DIRECTIONS FOR THIS TASK => Reproduce word for word the portion of the personal essay below about planning a move to France, starting with "I leave for" and going on through "French bank account.".

TEXT EXTRACT =>

|---|

Why am I here? What am I doing with my life? Is this what I want? What DO I want? What am I waiting for?
I don’t know the answers to any of those questions. Or, I know the answers —
I want to travel. I want to teach and serve others. I want to write. I want to create a life I’m proud to live, not one that feels like a fulfillment of the expectations society has put before me
but I just don’t know how to make it all happen. Yet when I think too much about all of this my heart begins to pound. I sweat. The nausea hits. And then I find myself on the couch, scrolling mindlessly through social media but not really seeing anything, trying not to fret about another wasted day.
I leave for France in less than three months, and this finally feels like a step in the right direction – it’s something to do since I studied abroad in 2011, but then life and other circumstances and opportunities lead me down another path. Yet with the move comes even more anxiety – and let me tell you, there’s a reason the French are collectively depressed. The bureaucracy of such a move is ridiculous and it times it feels overwhelmingly, unbelievably impossible that it will actually happen. I mean, who can manage with such chicken-and-egg procedures such as:
- To get a visa, you need proof of accommodation for the first three months of your stay.
- To get such an accommodation, you need proof of a French bank account.
- To get a bank account, you need a local address.
I’m not even going to talk about the paperwork involved with bringing a dog abroad, because frankly I’m mostly embarrassed that we’re even doing it, but it involves pages of documentation and such a tight timeframe of appointments with a variety of specific people that it’s all kind of making my head spin.

|---|

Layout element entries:
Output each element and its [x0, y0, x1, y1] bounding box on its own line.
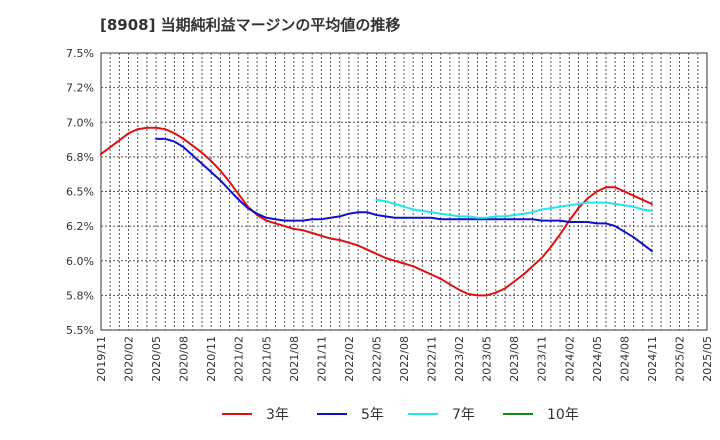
y-tick-label: 7.0%: [66, 116, 94, 129]
x-tick-label: 2022/05: [370, 336, 383, 382]
x-tick-label: 2021/08: [288, 336, 301, 382]
x-tick-label: 2022/08: [398, 336, 411, 382]
x-tick-label: 2023/05: [481, 336, 494, 382]
x-tick-label: 2025/02: [673, 336, 686, 382]
x-tick-label: 2023/02: [453, 336, 466, 382]
x-tick-label: 2020/08: [178, 336, 191, 382]
legend-label: 10年: [547, 407, 579, 423]
legend-label: 5年: [361, 407, 384, 423]
y-tick-label: 7.5%: [66, 47, 94, 60]
y-tick-label: 5.8%: [66, 289, 94, 302]
series-layer: [100, 126, 653, 297]
series-line-1: [100, 126, 653, 297]
x-tick-label: 2024/05: [591, 336, 604, 382]
series-line-3: [375, 198, 653, 219]
x-tick-label: 2020/11: [205, 336, 218, 382]
y-tick-label: 7.2%: [66, 82, 94, 95]
x-tick-label: 2022/02: [343, 336, 356, 382]
grid-layer: [100, 52, 708, 331]
x-tick-label: 2022/11: [426, 336, 439, 382]
x-tick-label: 2021/05: [260, 336, 273, 382]
chart-title: [8908] 当期純利益マージンの平均値の推移: [100, 16, 401, 34]
x-tick-label: 2024/02: [563, 336, 576, 382]
x-tick-label: 2024/08: [618, 336, 631, 382]
series-line-2: [155, 137, 653, 253]
x-tick-label: 2020/02: [123, 336, 136, 382]
x-tick-label: 2019/11: [95, 336, 108, 382]
x-tick-label: 2025/05: [701, 336, 714, 382]
legend-label: 7年: [452, 407, 475, 423]
y-tick-label: 5.5%: [66, 324, 94, 337]
x-tick-label: 2023/11: [536, 336, 549, 382]
x-tick-label: 2021/11: [315, 336, 328, 382]
y-tick-label: 6.5%: [66, 186, 94, 199]
axis-layer: 7.5% 7.2% 7.0% 6.8% 6.5% 6.2% 6.0% 5.8% 5.5%2019…: [66, 47, 714, 382]
y-tick-label: 6.8%: [66, 151, 94, 164]
x-tick-label: 2020/05: [150, 336, 163, 382]
x-tick-label: 2021/02: [233, 336, 246, 382]
x-tick-label: 2024/11: [646, 336, 659, 382]
legend: 3年 5年 7年 10年: [222, 407, 579, 423]
y-tick-label: 6.0%: [66, 255, 94, 268]
y-tick-label: 6.2%: [66, 220, 94, 233]
x-tick-label: 2023/08: [508, 336, 521, 382]
legend-label: 3年: [266, 407, 289, 423]
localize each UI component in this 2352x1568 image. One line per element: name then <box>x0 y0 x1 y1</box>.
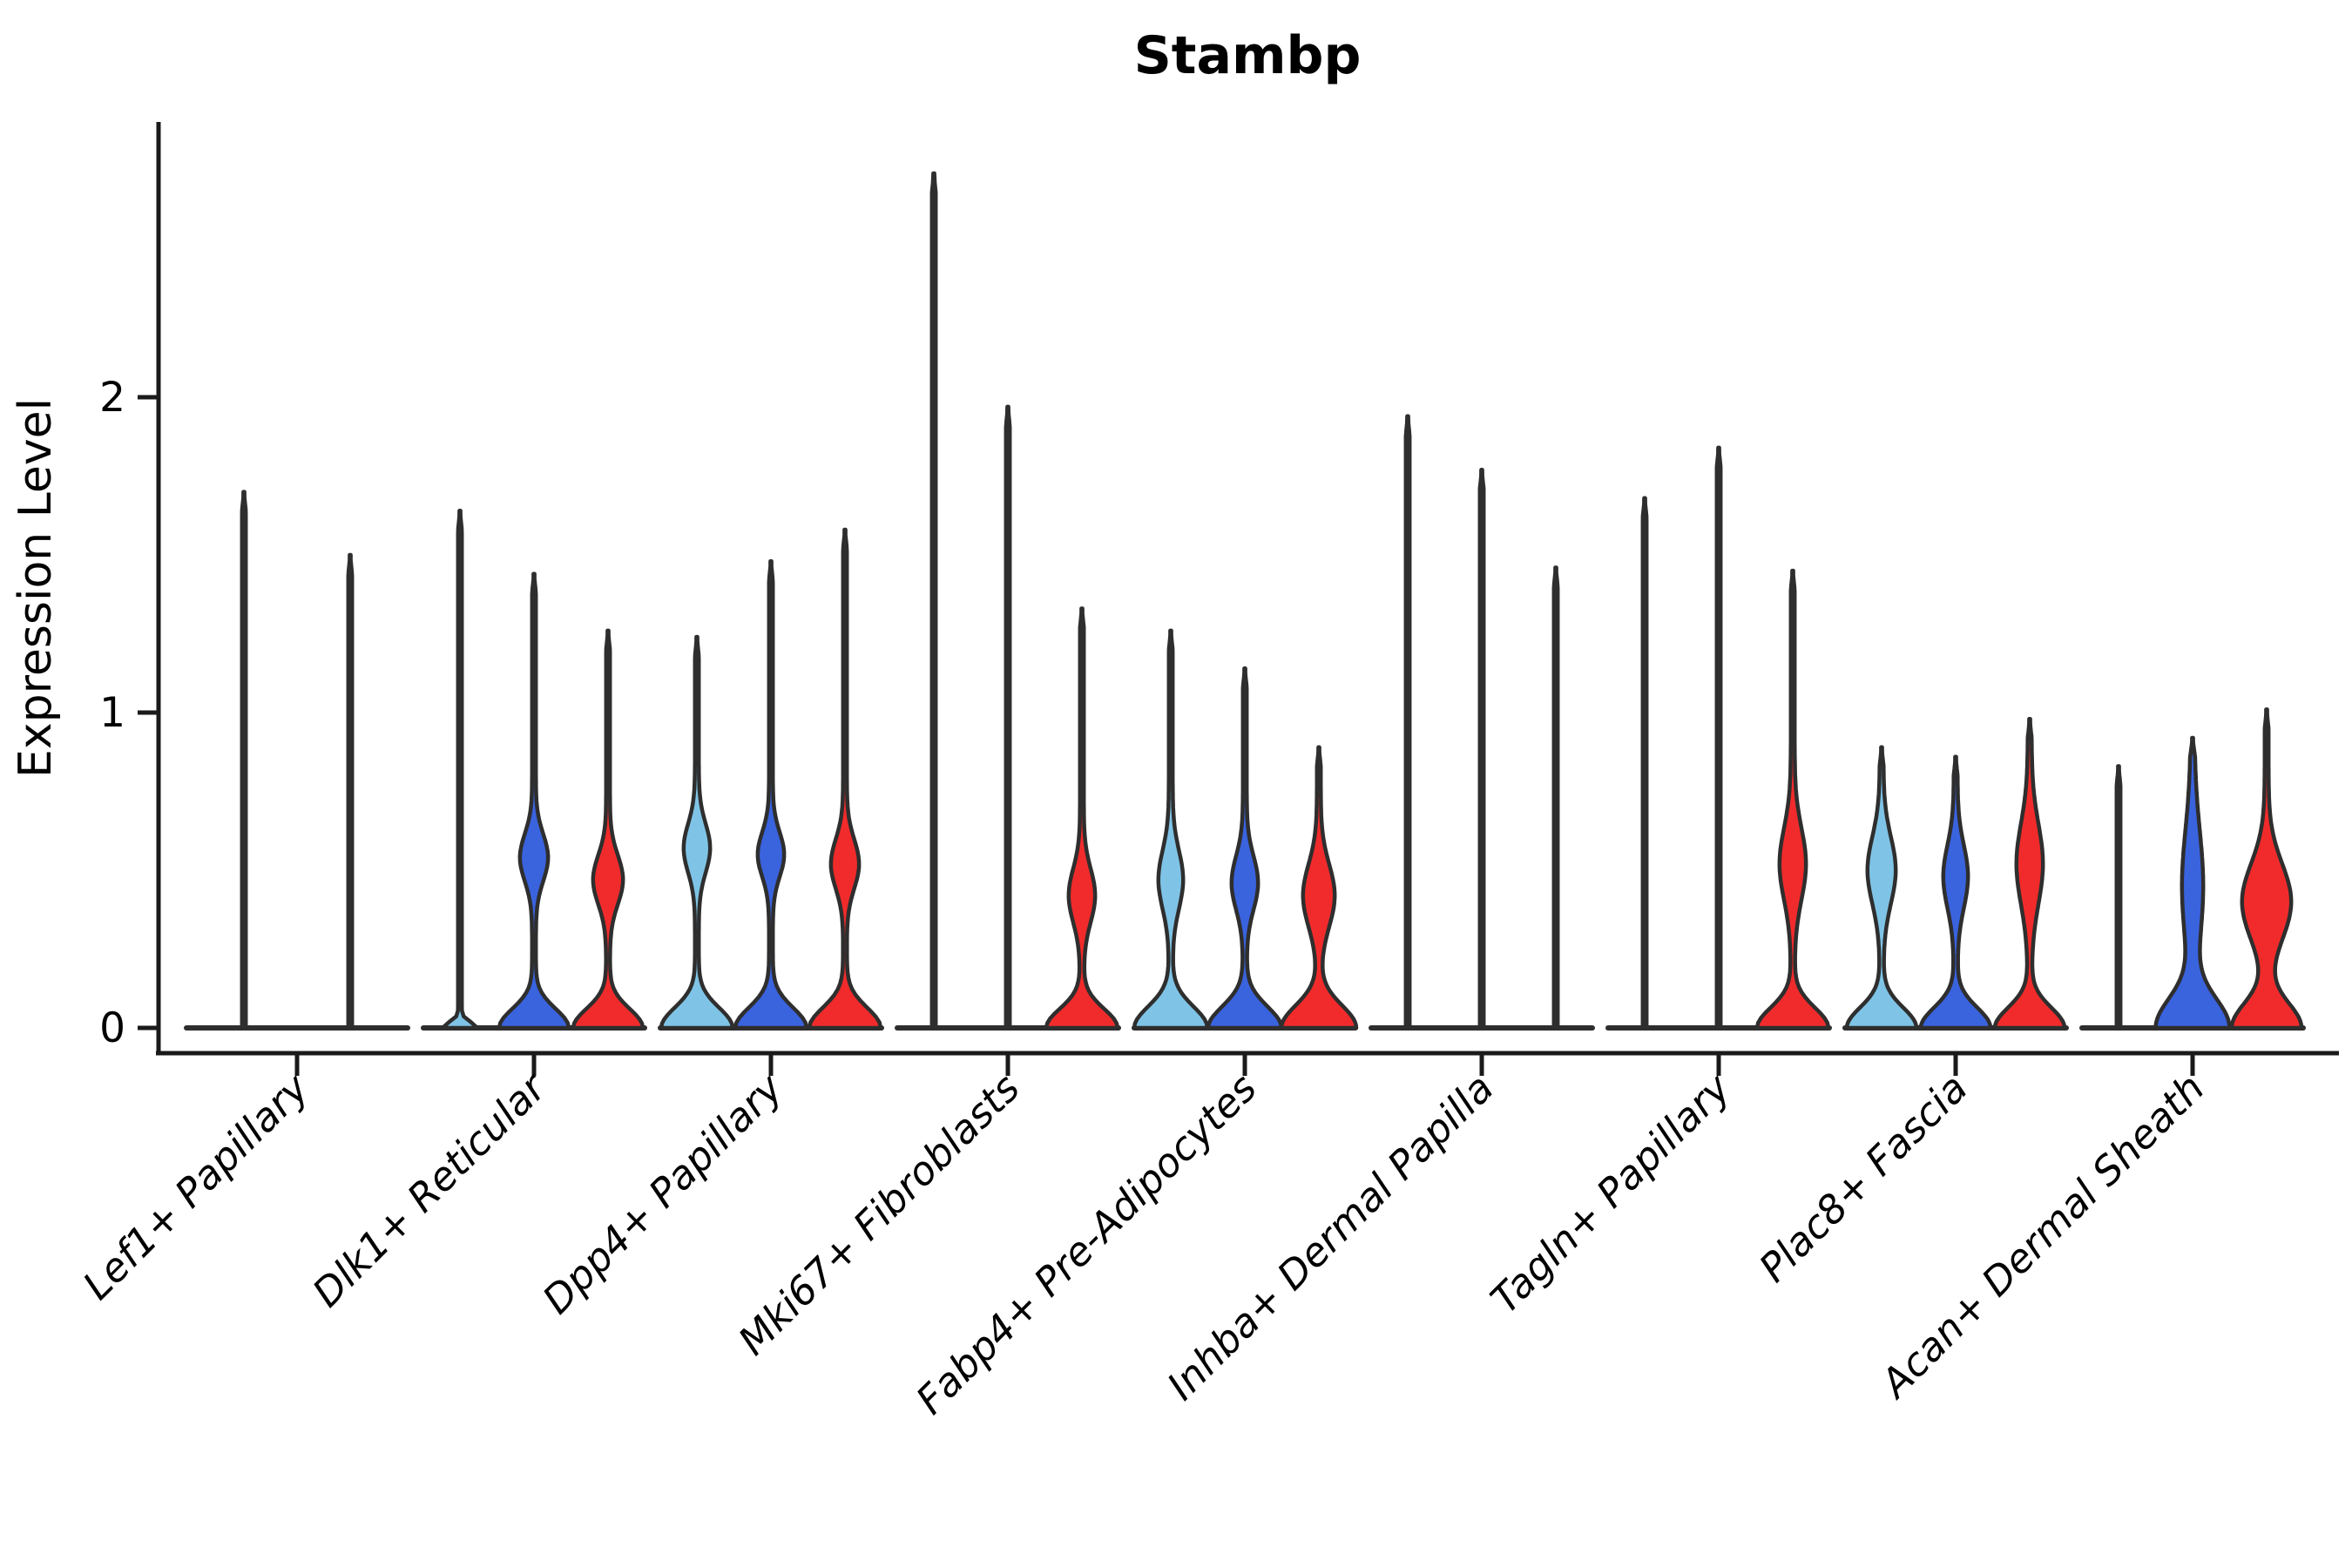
y-tick-label: 0 <box>99 1004 125 1052</box>
violin-fabp4-pre-adipocytes-dark_blue-1 <box>1206 666 1284 1031</box>
violin-group-acan-dermal-sheath <box>2079 707 2306 1031</box>
data-point <box>2115 889 2122 896</box>
violin-plac8-fascia-light_blue-0 <box>1844 745 1919 1031</box>
violin-group-mki67-fibroblasts <box>895 171 1121 1031</box>
violin-group-fabp4-pre-adipocytes <box>1132 628 1359 1031</box>
violin-group-dlk1-reticular <box>421 509 647 1031</box>
violin-dlk1-reticular-red-2 <box>571 628 645 1031</box>
violin-tagln-papillary-neutral-1 <box>1714 445 1723 1031</box>
data-point <box>2115 873 2122 880</box>
violin-dpp4-papillary-red-2 <box>807 527 883 1031</box>
violin-plac8-fascia-dark_blue-1 <box>1918 754 1993 1031</box>
violin-mki67-fibroblasts-neutral-1 <box>1004 404 1012 1031</box>
violin-lef1-papillary-neutral-0 <box>240 490 248 1031</box>
violin-group-dpp4-papillary <box>658 527 884 1031</box>
violin-group-inhba-dermal-papilla <box>1369 414 1595 1031</box>
violin-inhba-dermal-papilla-neutral-2 <box>1551 565 1560 1031</box>
data-point <box>2115 908 2122 915</box>
violin-mki67-fibroblasts-neutral-0 <box>929 171 938 1031</box>
axes: 0 1 2 <box>99 122 2339 1076</box>
violin-group-plac8-fascia <box>1842 716 2069 1031</box>
violin-mki67-fibroblasts-red-2 <box>1044 606 1120 1031</box>
violin-plac8-fascia-red-2 <box>1992 716 2067 1031</box>
violins <box>184 171 2306 1031</box>
data-point <box>2115 921 2122 927</box>
violin-dpp4-papillary-dark_blue-1 <box>733 558 809 1031</box>
violin-inhba-dermal-papilla-neutral-1 <box>1477 468 1486 1031</box>
violin-dlk1-reticular-dark_blue-1 <box>497 571 571 1031</box>
violin-fabp4-pre-adipocytes-light_blue-0 <box>1132 628 1210 1031</box>
violin-dpp4-papillary-light_blue-0 <box>659 634 735 1031</box>
chart-title: Stambp <box>1134 25 1362 86</box>
data-point <box>2115 781 2122 788</box>
violin-acan-dermal-sheath-dark_blue-1 <box>2153 735 2232 1031</box>
violin-inhba-dermal-papilla-neutral-0 <box>1403 414 1412 1031</box>
violin-group-lef1-papillary <box>184 490 410 1031</box>
violin-tagln-papillary-neutral-0 <box>1640 496 1649 1031</box>
violin-fabp4-pre-adipocytes-red-2 <box>1279 745 1359 1031</box>
violin-tagln-papillary-red-2 <box>1754 568 1831 1031</box>
violin-acan-dermal-sheath-neutral-0 <box>2114 764 2123 1031</box>
violin-dlk1-reticular-light_blue-0 <box>440 509 480 1031</box>
y-axis-label: Expression Level <box>10 398 62 778</box>
y-tick-label: 2 <box>99 374 125 422</box>
violin-acan-dermal-sheath-red-2 <box>2229 707 2304 1031</box>
violin-lef1-papillary-neutral-1 <box>346 552 355 1031</box>
y-tick-label: 1 <box>99 689 125 737</box>
violin-group-tagln-papillary <box>1605 445 1832 1031</box>
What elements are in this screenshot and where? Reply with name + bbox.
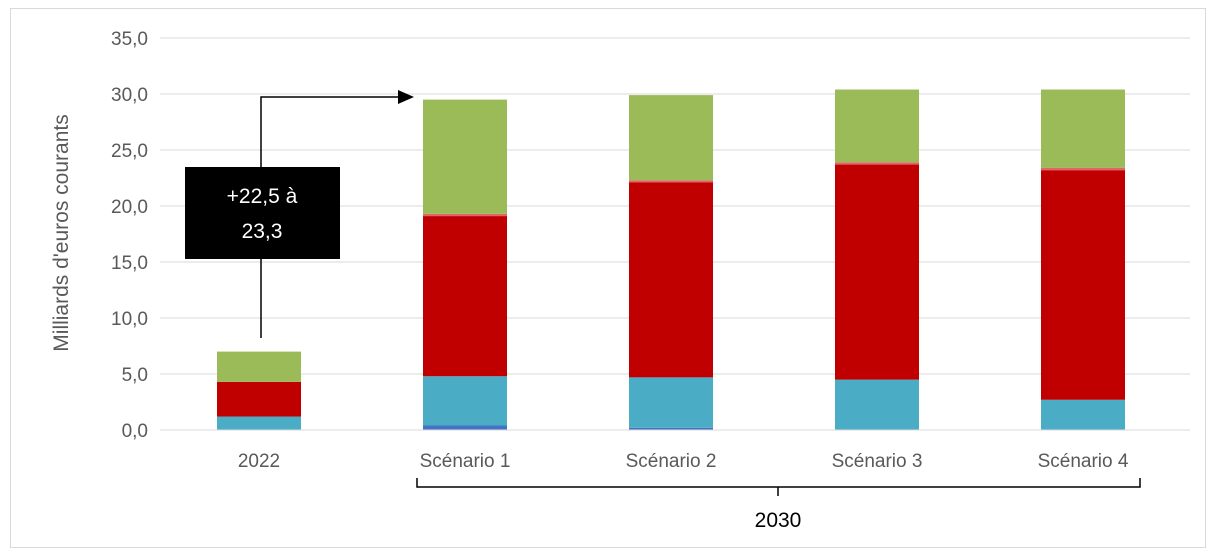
y-tick-label: 20,0 — [111, 197, 148, 218]
bar-segment — [629, 377, 713, 428]
growth-callout-line-2: 23,3 — [242, 220, 283, 243]
bar-segment — [835, 379, 919, 430]
growth-callout-line-1: +22,5 à — [227, 185, 298, 208]
x-tick-label: 2022 — [238, 451, 280, 472]
bar-segment — [629, 180, 713, 183]
y-tick-label: 15,0 — [111, 253, 148, 274]
bar-segment — [217, 381, 301, 417]
x-tick-label: Scénario 3 — [832, 451, 923, 472]
bar-segment — [1041, 399, 1125, 430]
bar-segment — [1041, 170, 1125, 400]
y-axis-title: Milliards d'euros courants — [50, 114, 73, 351]
bar-segment — [835, 162, 919, 165]
stacked-bar-chart: 0,0 5,0 10,0 15,0 20,0 25,0 30,0 35,0 2022 Scéna… — [50, 29, 1190, 532]
y-tick-label: 35,0 — [111, 29, 148, 50]
x-tick-label: Scénario 4 — [1038, 451, 1129, 472]
x-tick-labels: 2022 Scénario 1 Scénario 2 Scénario 3 Scénar… — [238, 451, 1129, 472]
bar-segment — [835, 164, 919, 380]
bar-segment — [1041, 167, 1125, 171]
group-label: 2030 — [755, 509, 802, 532]
y-tick-label: 25,0 — [111, 141, 148, 162]
bars — [160, 89, 1190, 431]
group-bracket — [416, 478, 1141, 496]
bar-segment — [629, 427, 713, 430]
bar-segment — [217, 416, 301, 430]
bar-segment — [629, 95, 713, 181]
bar-segment — [423, 99, 507, 214]
bar-segment — [423, 376, 507, 426]
x-tick-label: Scénario 2 — [626, 451, 717, 472]
x-tick-label: Scénario 1 — [420, 451, 511, 472]
y-tick-label: 5,0 — [122, 365, 148, 386]
bar-segment — [629, 182, 713, 378]
y-tick-label: 30,0 — [111, 85, 148, 106]
bar-segment — [423, 216, 507, 377]
bar-segment — [423, 213, 507, 217]
y-tick-label: 0,0 — [122, 421, 148, 442]
bar-segment — [1041, 89, 1125, 168]
bar-segment — [835, 89, 919, 163]
y-tick-labels: 0,0 5,0 10,0 15,0 20,0 25,0 30,0 35,0 — [111, 29, 148, 442]
y-tick-label: 10,0 — [111, 309, 148, 330]
bar-segment — [217, 351, 301, 382]
growth-arrow-head — [398, 90, 414, 104]
growth-callout-box — [185, 167, 340, 259]
bar-segment — [423, 425, 507, 430]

|---|

ANSWER IN FULL =>
I leave for France in less than three months, and this finally feels like a step in the right direction – it’s something to do since I studied abroad in 2011, but then life and other circumstances and opportunities lead me down another path. Yet with the move comes even more anxiety – and let me tell you, there’s a reason the French are collectively depressed. The bureaucracy of such a move is ridiculous and it times it feels overwhelmingly, unbelievably impossible that it will actually happen. I mean, who can manage with such chicken-and-egg procedures such as:
- To get a visa, you need proof of accommodation for the first three months of your stay.
- To get such an accommodation, you need proof of a French bank account.